### 依頼内容
監視社会と小説『1984年』を論じた本文のうち、「スマホと監視カメラとマイナンバーで1984年? 2012/2/24」から「の国内体制くらいでしょうか。」までの箇所を一字も変えずに書き出すこと。

### 本文
* * * * * * *

スマホと監視カメラとマイナンバーで1984年? 2012/2/24
☆なにか三題噺のようなタイトルですが、ここでの1984年とは、イギリスのSF作家ジョージ・オーウェルの小説の題名のことです。
先年ベストセラーとなった、村上春樹の小説『1Q84』ではありませんσ(^^)
オーウェルが1949年に発表した同小説は、核戦争の後、世界は3つに分割され、それぞれの超大国の政府がその国民の行動や生活の全てを監視下に置き、過去の歴史的事実までも時の権力者の都合の良いように改竄し(現実世界でもどこかの共産国家がやっておりますが)また国民を全て洗脳し、国のために尽くす従順な市民として飼い慣らす、という、全体主義国家によって分割統治された近未来社会の恐怖を描いたSFの古典です。
現実の世界においては、核戦争は何とか回避され、またオーウェルが本小説のモデルとした旧ソ連も20世紀中に崩壊し、今時点において彼が描いた世界を一部なりと想起させるのは、自由な市民活動が厳しく制限され、思想統制が未だに行われ、インターネットまで細かく検閲されている中国や、北朝鮮の国内体制くらいでしょうか。

* * * * * * *

### 記録データ
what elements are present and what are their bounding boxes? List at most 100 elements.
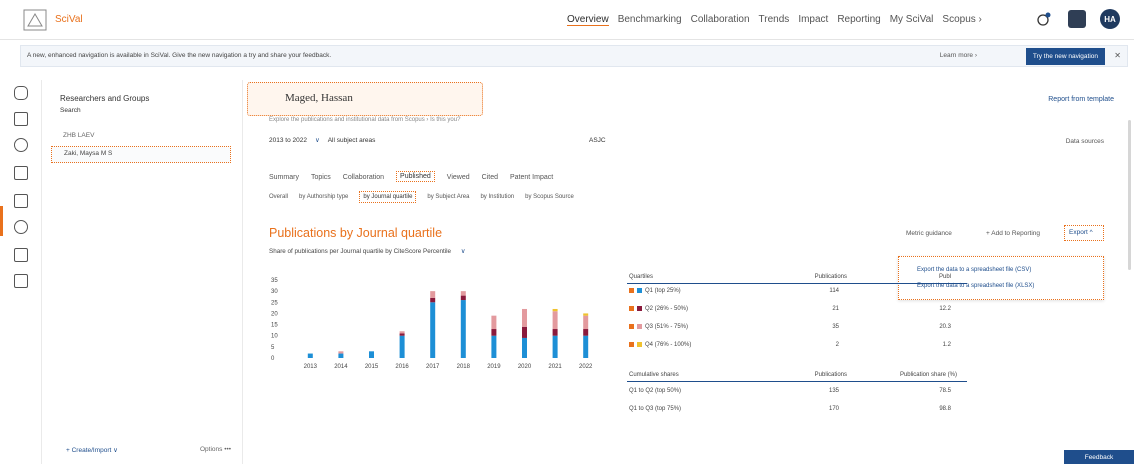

* * * * * * *

### 作業結果
スマホと監視カメラとマイナンバーで1984年? 2012/2/24
☆なにか三題噺のようなタイトルですが、ここでの1984年とは、イギリスのSF作家ジョージ・オーウェルの小説の題名のことです。
先年ベストセラーとなった、村上春樹の小説『1Q84』ではありませんσ(^^)
オーウェルが1949年に発表した同小説は、核戦争の後、世界は3つに分割され、それぞれの超大国の政府がその国民の行動や生活の全てを監視下に置き、過去の歴史的事実までも時の権力者の都合の良いように改竄し(現実世界でもどこかの共産国家がやっておりますが)また国民を全て洗脳し、国のために尽くす従順な市民として飼い慣らす、という、全体主義国家によって分割統治された近未来社会の恐怖を描いたSFの古典です。
現実の世界においては、核戦争は何とか回避され、またオーウェルが本小説のモデルとした旧ソ連も20世紀中に崩壊し、今時点において彼が描いた世界を一部なりと想起させるのは、自由な市民活動が厳しく制限され、思想統制が未だに行われ、インターネットまで細かく検閲されている中国や、北朝鮮の国内体制くらいでしょうか。